(Figure collection entries)

◆ ◆ ◆

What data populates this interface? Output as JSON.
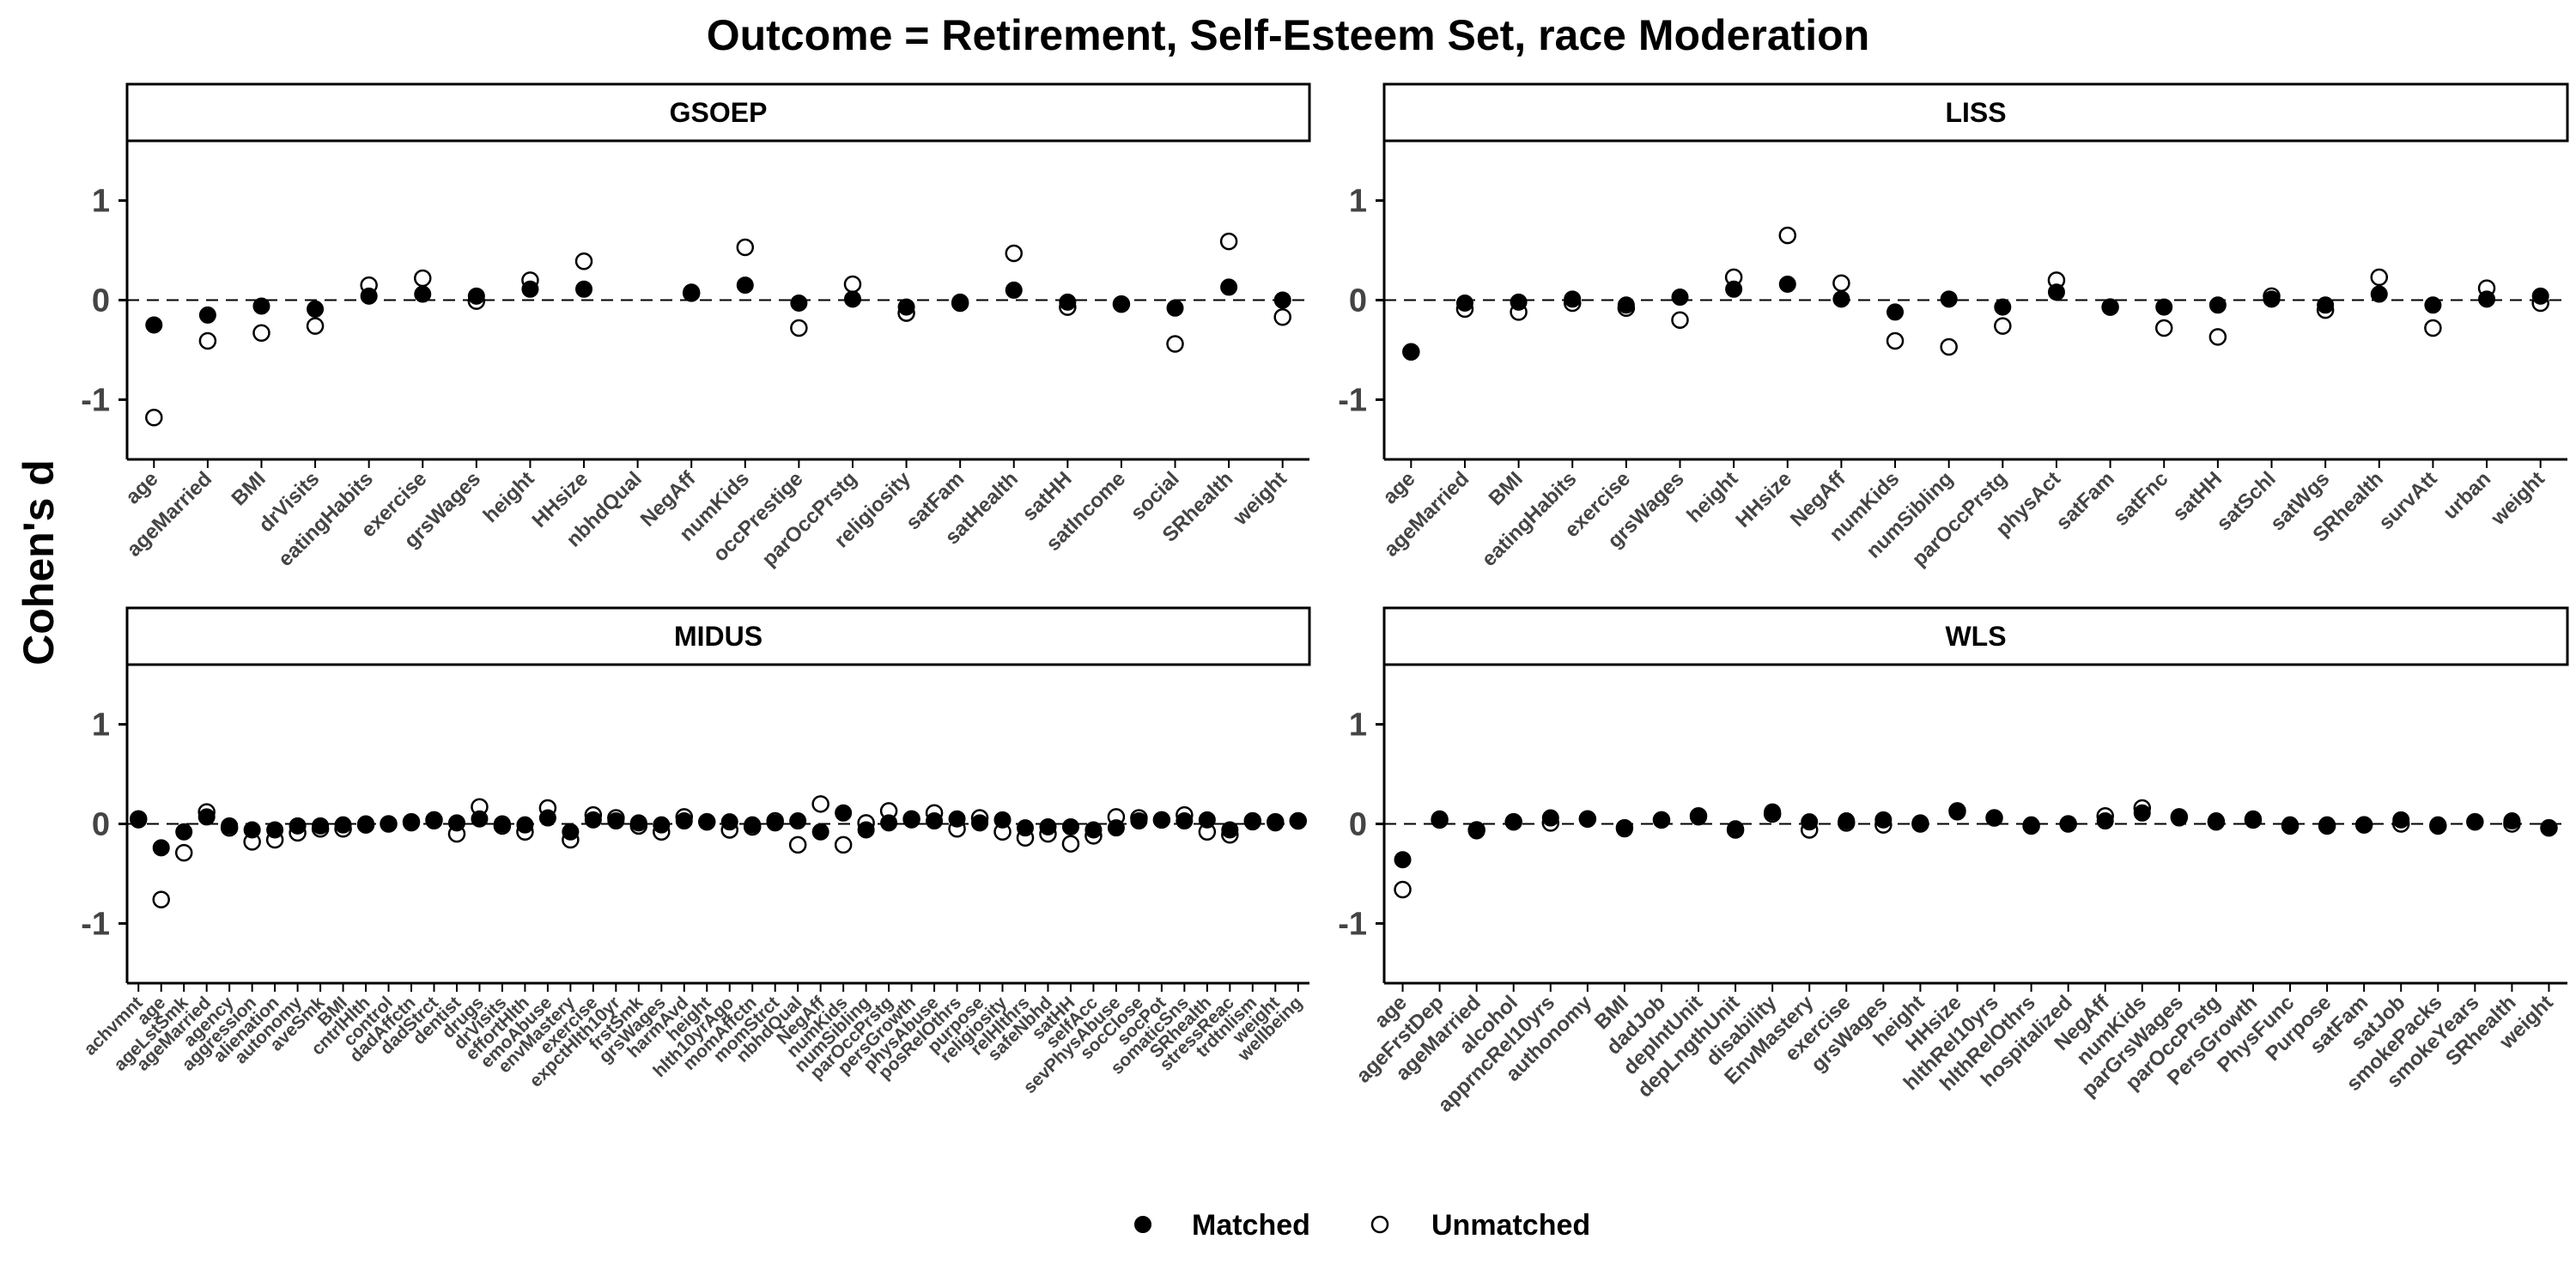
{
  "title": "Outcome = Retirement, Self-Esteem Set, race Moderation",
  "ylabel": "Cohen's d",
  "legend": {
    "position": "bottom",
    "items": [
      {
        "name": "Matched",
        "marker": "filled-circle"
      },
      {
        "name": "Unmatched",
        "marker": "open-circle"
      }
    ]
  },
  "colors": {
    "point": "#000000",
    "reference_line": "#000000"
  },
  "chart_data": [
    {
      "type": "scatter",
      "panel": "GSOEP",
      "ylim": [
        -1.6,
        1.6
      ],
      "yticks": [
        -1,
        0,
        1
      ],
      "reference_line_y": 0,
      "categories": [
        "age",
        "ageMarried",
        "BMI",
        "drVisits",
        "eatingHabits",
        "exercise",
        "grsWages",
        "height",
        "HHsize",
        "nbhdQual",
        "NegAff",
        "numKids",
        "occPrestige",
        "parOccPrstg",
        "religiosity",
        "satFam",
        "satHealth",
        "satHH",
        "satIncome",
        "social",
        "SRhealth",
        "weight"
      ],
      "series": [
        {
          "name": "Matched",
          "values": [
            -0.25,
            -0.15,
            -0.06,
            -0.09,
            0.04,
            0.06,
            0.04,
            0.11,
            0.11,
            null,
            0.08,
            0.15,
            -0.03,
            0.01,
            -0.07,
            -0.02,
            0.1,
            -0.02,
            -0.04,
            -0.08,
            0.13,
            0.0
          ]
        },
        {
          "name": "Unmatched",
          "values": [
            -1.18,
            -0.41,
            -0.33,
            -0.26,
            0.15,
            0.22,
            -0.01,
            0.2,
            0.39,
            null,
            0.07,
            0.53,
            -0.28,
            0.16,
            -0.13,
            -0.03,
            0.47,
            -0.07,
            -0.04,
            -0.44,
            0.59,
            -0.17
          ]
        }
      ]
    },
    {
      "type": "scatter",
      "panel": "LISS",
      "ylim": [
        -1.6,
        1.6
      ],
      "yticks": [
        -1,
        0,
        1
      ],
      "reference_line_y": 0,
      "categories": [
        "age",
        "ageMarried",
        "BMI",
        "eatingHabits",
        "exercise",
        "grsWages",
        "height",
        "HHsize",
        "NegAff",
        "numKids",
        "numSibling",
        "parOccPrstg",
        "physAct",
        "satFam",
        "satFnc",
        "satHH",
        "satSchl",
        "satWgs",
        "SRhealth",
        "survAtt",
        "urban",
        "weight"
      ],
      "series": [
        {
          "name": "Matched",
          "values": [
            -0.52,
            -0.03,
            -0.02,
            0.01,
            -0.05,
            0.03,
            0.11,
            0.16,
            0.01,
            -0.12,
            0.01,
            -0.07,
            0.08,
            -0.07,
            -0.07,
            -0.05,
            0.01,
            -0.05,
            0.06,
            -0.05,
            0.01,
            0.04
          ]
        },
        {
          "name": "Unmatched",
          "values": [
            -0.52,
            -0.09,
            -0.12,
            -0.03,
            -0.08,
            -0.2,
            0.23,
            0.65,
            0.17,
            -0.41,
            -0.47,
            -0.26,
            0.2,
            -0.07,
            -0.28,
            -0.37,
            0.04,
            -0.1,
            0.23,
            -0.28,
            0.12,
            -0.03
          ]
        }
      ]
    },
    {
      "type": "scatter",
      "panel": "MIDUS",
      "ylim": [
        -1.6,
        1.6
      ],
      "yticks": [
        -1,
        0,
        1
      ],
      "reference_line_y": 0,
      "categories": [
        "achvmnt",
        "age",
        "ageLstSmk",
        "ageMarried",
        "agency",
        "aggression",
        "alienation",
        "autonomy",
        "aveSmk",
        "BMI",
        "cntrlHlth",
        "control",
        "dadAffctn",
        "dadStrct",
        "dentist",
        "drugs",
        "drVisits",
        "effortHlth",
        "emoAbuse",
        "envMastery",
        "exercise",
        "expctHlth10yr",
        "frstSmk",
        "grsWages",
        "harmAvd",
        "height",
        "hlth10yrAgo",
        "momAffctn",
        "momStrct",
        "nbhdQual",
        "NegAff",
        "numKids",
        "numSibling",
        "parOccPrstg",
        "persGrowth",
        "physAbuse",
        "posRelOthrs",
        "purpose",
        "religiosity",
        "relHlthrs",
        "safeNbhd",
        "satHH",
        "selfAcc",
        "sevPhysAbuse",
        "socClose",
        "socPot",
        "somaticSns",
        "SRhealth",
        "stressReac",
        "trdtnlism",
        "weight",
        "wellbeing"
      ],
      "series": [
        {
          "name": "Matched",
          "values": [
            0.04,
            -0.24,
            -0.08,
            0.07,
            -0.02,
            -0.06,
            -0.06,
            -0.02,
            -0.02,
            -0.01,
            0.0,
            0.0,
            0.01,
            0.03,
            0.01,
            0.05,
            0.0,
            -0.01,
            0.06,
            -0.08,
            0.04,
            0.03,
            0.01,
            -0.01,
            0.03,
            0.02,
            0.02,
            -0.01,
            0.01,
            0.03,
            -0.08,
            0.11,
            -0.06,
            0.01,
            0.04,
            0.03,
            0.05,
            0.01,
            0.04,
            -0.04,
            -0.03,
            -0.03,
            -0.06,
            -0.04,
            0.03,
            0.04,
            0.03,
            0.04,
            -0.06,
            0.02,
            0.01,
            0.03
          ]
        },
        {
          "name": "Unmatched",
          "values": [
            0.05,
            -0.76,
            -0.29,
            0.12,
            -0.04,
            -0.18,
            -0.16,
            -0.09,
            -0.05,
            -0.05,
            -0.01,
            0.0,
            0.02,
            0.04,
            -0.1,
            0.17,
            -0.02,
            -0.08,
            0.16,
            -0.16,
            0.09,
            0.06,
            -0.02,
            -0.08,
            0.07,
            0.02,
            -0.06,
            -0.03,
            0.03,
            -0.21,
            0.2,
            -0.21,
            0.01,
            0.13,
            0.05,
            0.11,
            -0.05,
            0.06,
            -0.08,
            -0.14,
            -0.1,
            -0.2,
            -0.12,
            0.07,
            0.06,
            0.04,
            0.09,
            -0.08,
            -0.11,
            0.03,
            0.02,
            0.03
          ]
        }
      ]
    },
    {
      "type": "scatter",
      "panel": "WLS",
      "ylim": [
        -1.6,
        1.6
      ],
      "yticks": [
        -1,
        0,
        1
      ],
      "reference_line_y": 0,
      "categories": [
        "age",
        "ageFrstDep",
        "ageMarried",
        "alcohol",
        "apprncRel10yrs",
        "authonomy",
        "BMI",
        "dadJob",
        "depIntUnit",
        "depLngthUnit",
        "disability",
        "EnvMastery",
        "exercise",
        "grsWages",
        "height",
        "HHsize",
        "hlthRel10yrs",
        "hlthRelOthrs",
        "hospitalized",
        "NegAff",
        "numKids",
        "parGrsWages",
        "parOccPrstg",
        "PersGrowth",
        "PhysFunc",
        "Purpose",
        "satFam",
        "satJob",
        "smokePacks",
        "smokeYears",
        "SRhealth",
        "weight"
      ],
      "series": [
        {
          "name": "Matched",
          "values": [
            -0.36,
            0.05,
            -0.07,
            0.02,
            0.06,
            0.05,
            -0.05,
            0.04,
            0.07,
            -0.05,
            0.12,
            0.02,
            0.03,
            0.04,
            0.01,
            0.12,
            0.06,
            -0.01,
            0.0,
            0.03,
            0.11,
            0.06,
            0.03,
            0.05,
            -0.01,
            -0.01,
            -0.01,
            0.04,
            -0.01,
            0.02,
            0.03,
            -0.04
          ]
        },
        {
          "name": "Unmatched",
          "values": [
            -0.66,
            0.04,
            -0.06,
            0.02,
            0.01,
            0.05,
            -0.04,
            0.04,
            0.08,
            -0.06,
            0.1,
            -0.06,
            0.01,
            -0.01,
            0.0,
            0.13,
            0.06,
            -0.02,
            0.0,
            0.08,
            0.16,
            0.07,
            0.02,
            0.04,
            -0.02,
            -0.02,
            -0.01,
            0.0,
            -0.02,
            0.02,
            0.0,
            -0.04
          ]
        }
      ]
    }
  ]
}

◆ ◆ ◆

WRITTEN INSTRUCTION>
Search the preceding listing for the word "circle" and pull out every line that holds it.

FINAL ANSWER>
        "marker": "filled-circle"
        "marker": "open-circle"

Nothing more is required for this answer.